#### [AIM]
Rewrite the records below with every "interactable" changed to "clickable" and nothing else altered. Leave the pictures out of your answer.

#### [MATERIAL PROVIDED]
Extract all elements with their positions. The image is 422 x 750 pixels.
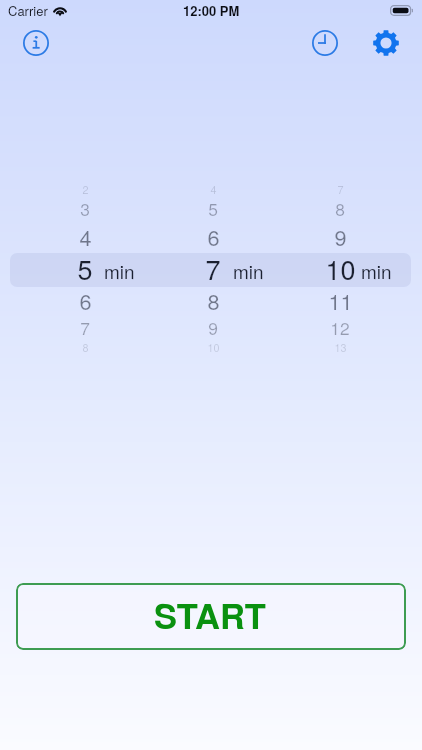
button[interactable]: 2 bbox=[30, 169, 140, 209]
staticText: 3 bbox=[80, 196, 90, 221]
button[interactable]: 8 bbox=[30, 327, 140, 367]
button[interactable]: 13 bbox=[285, 327, 395, 367]
staticText: 7 bbox=[80, 315, 90, 340]
button[interactable]: 7 bbox=[285, 169, 395, 209]
staticText: min bbox=[361, 257, 392, 284]
button[interactable]: 5 bbox=[30, 248, 140, 288]
staticText: START bbox=[154, 590, 266, 639]
button[interactable]: 3 bbox=[30, 188, 140, 228]
button[interactable]: 9 bbox=[285, 216, 395, 256]
staticText: 11 bbox=[328, 285, 353, 316]
staticText: 9 bbox=[208, 315, 218, 340]
staticText: 6 bbox=[79, 285, 92, 316]
staticText: 10 bbox=[325, 249, 356, 288]
button[interactable]: 12 bbox=[285, 307, 395, 347]
staticText: 8 bbox=[335, 196, 345, 221]
button[interactable]: History bbox=[306, 24, 344, 62]
staticText: 13 bbox=[334, 340, 347, 355]
staticText: 7 bbox=[205, 249, 221, 288]
button[interactable]: 4 bbox=[158, 169, 268, 209]
staticText: 5 bbox=[77, 249, 93, 288]
staticText: min bbox=[104, 257, 135, 284]
staticText: 12:00 PM bbox=[183, 1, 240, 20]
staticText: 5 bbox=[208, 196, 218, 221]
staticText: 12 bbox=[330, 315, 350, 340]
button[interactable]: 8 bbox=[158, 280, 268, 320]
button[interactable]: 7 bbox=[30, 307, 140, 347]
staticText: 2 bbox=[82, 182, 89, 197]
button[interactable]: 6 bbox=[30, 280, 140, 320]
staticText: Carrier bbox=[8, 1, 48, 20]
button[interactable]: 6 bbox=[158, 216, 268, 256]
staticText: min bbox=[233, 257, 264, 284]
button[interactable]: Settings bbox=[367, 24, 405, 62]
button[interactable]: 4 bbox=[30, 216, 140, 256]
staticText: 10 bbox=[207, 340, 220, 355]
button[interactable]: START bbox=[16, 583, 406, 650]
staticText: 9 bbox=[334, 221, 347, 252]
staticText: 8 bbox=[82, 340, 89, 355]
staticText: 8 bbox=[207, 285, 220, 316]
button[interactable]: 11 bbox=[285, 280, 395, 320]
button[interactable]: 8 bbox=[285, 188, 395, 228]
staticText: 4 bbox=[79, 221, 92, 252]
button[interactable]: 10 bbox=[158, 327, 268, 367]
button[interactable]: 7 bbox=[158, 248, 268, 288]
staticText: 4 bbox=[210, 182, 217, 197]
button[interactable]: 10 bbox=[285, 248, 395, 288]
staticText: 6 bbox=[207, 221, 220, 252]
button[interactable]: 9 bbox=[158, 307, 268, 347]
button[interactable]: Info bbox=[17, 24, 55, 62]
button[interactable]: 5 bbox=[158, 188, 268, 228]
staticText: 7 bbox=[337, 182, 344, 197]
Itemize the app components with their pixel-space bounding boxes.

#### [SOLUTION TO THIS EXERCISE]
Extract all elements with their positions. The image is 422 x 750 pixels.
button[clickable]: 2 bbox=[30, 169, 140, 209]
staticText: 3 bbox=[80, 196, 90, 221]
button[clickable]: 8 bbox=[30, 327, 140, 367]
button[clickable]: 13 bbox=[285, 327, 395, 367]
staticText: 7 bbox=[80, 315, 90, 340]
button[clickable]: 7 bbox=[285, 169, 395, 209]
staticText: min bbox=[361, 257, 392, 284]
button[clickable]: 5 bbox=[30, 248, 140, 288]
staticText: START bbox=[154, 590, 266, 639]
button[clickable]: 3 bbox=[30, 188, 140, 228]
button[clickable]: 9 bbox=[285, 216, 395, 256]
staticText: 11 bbox=[328, 285, 353, 316]
staticText: 9 bbox=[208, 315, 218, 340]
staticText: 6 bbox=[79, 285, 92, 316]
staticText: 10 bbox=[325, 249, 356, 288]
button[clickable]: 12 bbox=[285, 307, 395, 347]
staticText: 8 bbox=[335, 196, 345, 221]
button[clickable]: History bbox=[306, 24, 344, 62]
staticText: 13 bbox=[334, 340, 347, 355]
staticText: 7 bbox=[205, 249, 221, 288]
button[clickable]: 4 bbox=[158, 169, 268, 209]
staticText: 5 bbox=[77, 249, 93, 288]
staticText: min bbox=[104, 257, 135, 284]
staticText: 12:00 PM bbox=[183, 1, 240, 20]
staticText: 5 bbox=[208, 196, 218, 221]
staticText: 12 bbox=[330, 315, 350, 340]
button[clickable]: 8 bbox=[158, 280, 268, 320]
button[clickable]: 7 bbox=[30, 307, 140, 347]
staticText: 2 bbox=[82, 182, 89, 197]
button[clickable]: 6 bbox=[30, 280, 140, 320]
staticText: Carrier bbox=[8, 1, 48, 20]
button[clickable]: 6 bbox=[158, 216, 268, 256]
staticText: min bbox=[233, 257, 264, 284]
button[clickable]: Settings bbox=[367, 24, 405, 62]
button[clickable]: 4 bbox=[30, 216, 140, 256]
staticText: 10 bbox=[207, 340, 220, 355]
button[clickable]: START bbox=[16, 583, 406, 650]
staticText: 9 bbox=[334, 221, 347, 252]
staticText: 8 bbox=[82, 340, 89, 355]
staticText: 8 bbox=[207, 285, 220, 316]
button[clickable]: 11 bbox=[285, 280, 395, 320]
button[clickable]: 8 bbox=[285, 188, 395, 228]
staticText: 4 bbox=[79, 221, 92, 252]
button[clickable]: 10 bbox=[158, 327, 268, 367]
button[clickable]: 7 bbox=[158, 248, 268, 288]
staticText: 4 bbox=[210, 182, 217, 197]
button[clickable]: 10 bbox=[285, 248, 395, 288]
staticText: 6 bbox=[207, 221, 220, 252]
button[clickable]: 9 bbox=[158, 307, 268, 347]
button[clickable]: Info bbox=[17, 24, 55, 62]
button[clickable]: 5 bbox=[158, 188, 268, 228]
staticText: 7 bbox=[337, 182, 344, 197]
Itemize the app components with their pixel-space bounding boxes.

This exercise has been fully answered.